## WRITTEN TASK:
Determine how many lines contain the string "time" and reply with that number alone.

[Dataset items]
—————

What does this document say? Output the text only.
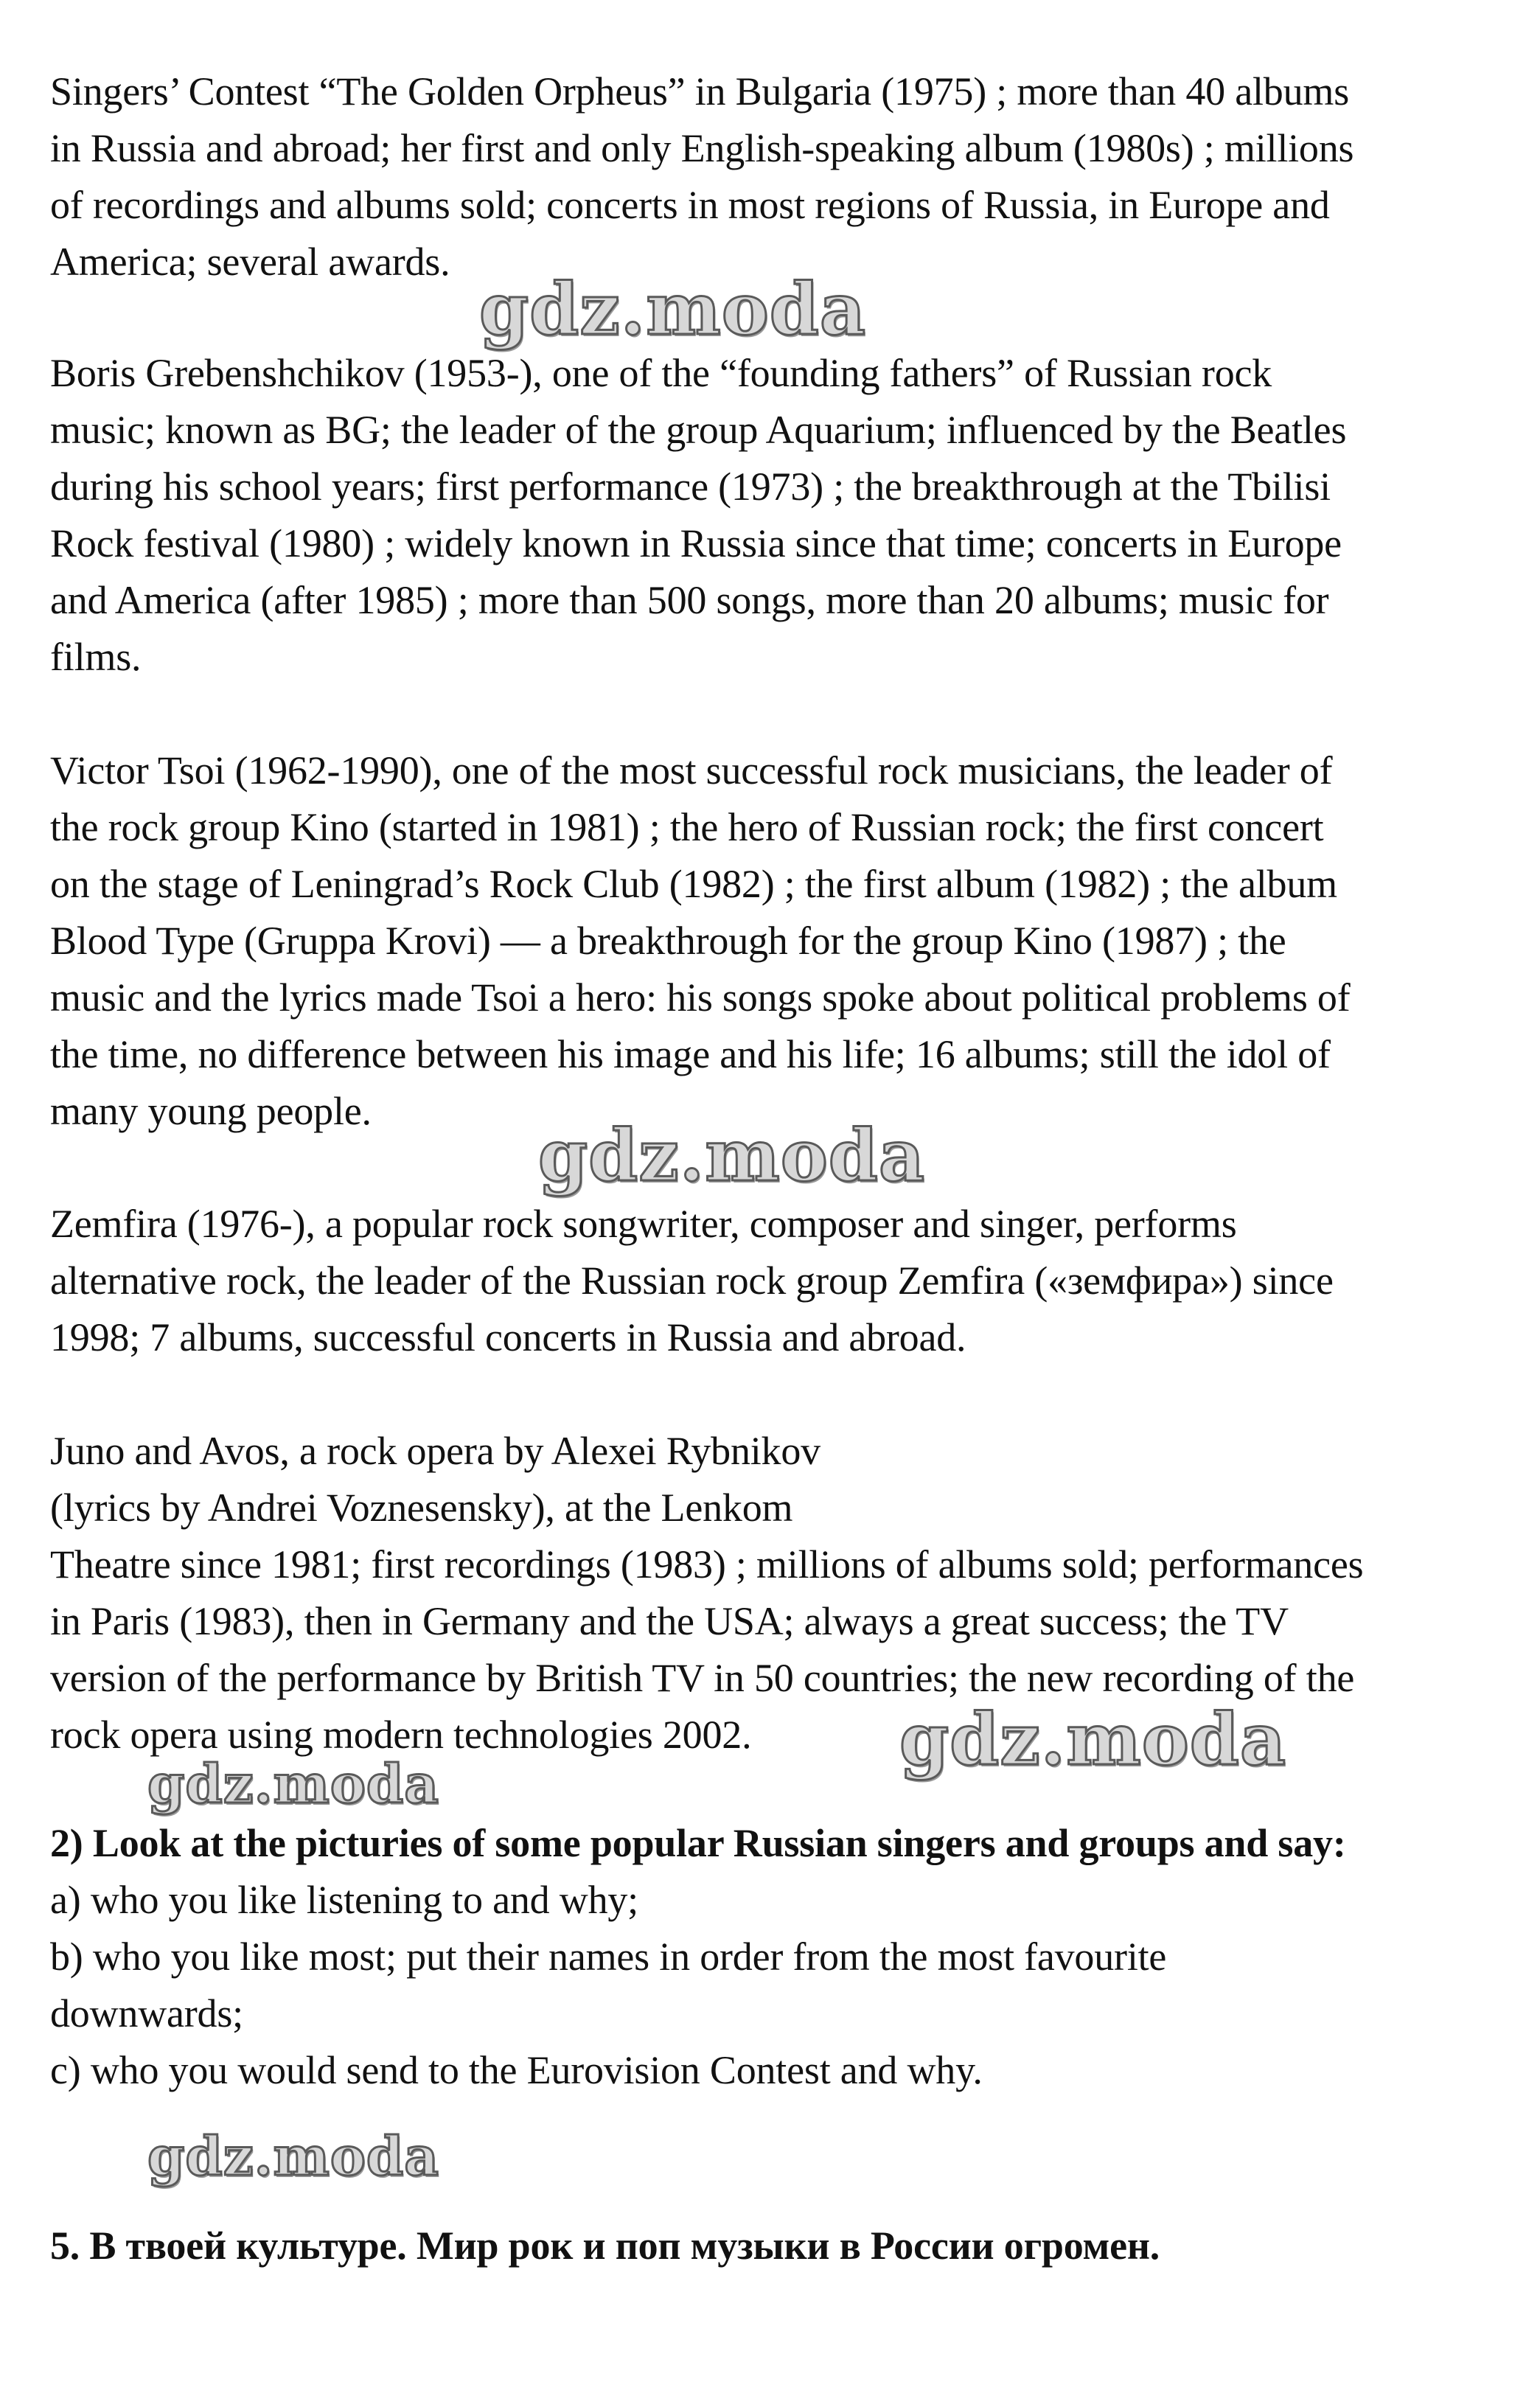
Singers’ Contest “The Golden Orpheus” in Bulgaria (1975) ; more than 40 albums
in Russia and abroad; her first and only English-speaking album (1980s) ; millions
of recordings and albums sold; concerts in most regions of Russia, in Europe and
America; several awards.
gdz.moda
Boris Grebenshchikov (1953-), one of the “founding fathers” of Russian rock
music; known as BG; the leader of the group Aquarium; influenced by the Beatles
during his school years; first performance (1973) ; the breakthrough at the Tbilisi
Rock festival (1980) ; widely known in Russia since that time; concerts in Europe
and America (after 1985) ; more than 500 songs, more than 20 albums; music for
films.
Victor Tsoi (1962-1990), one of the most successful rock musicians, the leader of
the rock group Kino (started in 1981) ; the hero of Russian rock; the first concert
on the stage of Leningrad’s Rock Club (1982) ; the first album (1982) ; the album
Blood Type (Gruppa Krovi) — a breakthrough for the group Kino (1987) ; the
music and the lyrics made Tsoi a hero: his songs spoke about political problems of
the time, no difference between his image and his life; 16 albums; still the idol of
many young people.
gdz.moda
Zemfira (1976-), a popular rock songwriter, composer and singer, performs
alternative rock, the leader of the Russian rock group Zemfira («земфира») since
1998; 7 albums, successful concerts in Russia and abroad.
Juno and Avos, a rock opera by Alexei Rybnikov
(lyrics by Andrei Voznesensky), at the Lenkom
Theatre since 1981; first recordings (1983) ; millions of albums sold; performances
in Paris (1983), then in Germany and the USA; always a great success; the TV
version of the performance by British TV in 50 countries; the new recording of the
rock opera using modern technologies 2002. gdz.moda
gdz.moda
2) Look at the picturies of some popular Russian singers and groups and say:
a) who you like listening to and why;
b) who you like most; put their names in order from the most favourite
downwards;
c) who you would send to the Eurovision Contest and why.
gdz.moda
5. В твоей культуре. Мир рок и поп музыки в России огромен.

—————

## THE REPLY:
2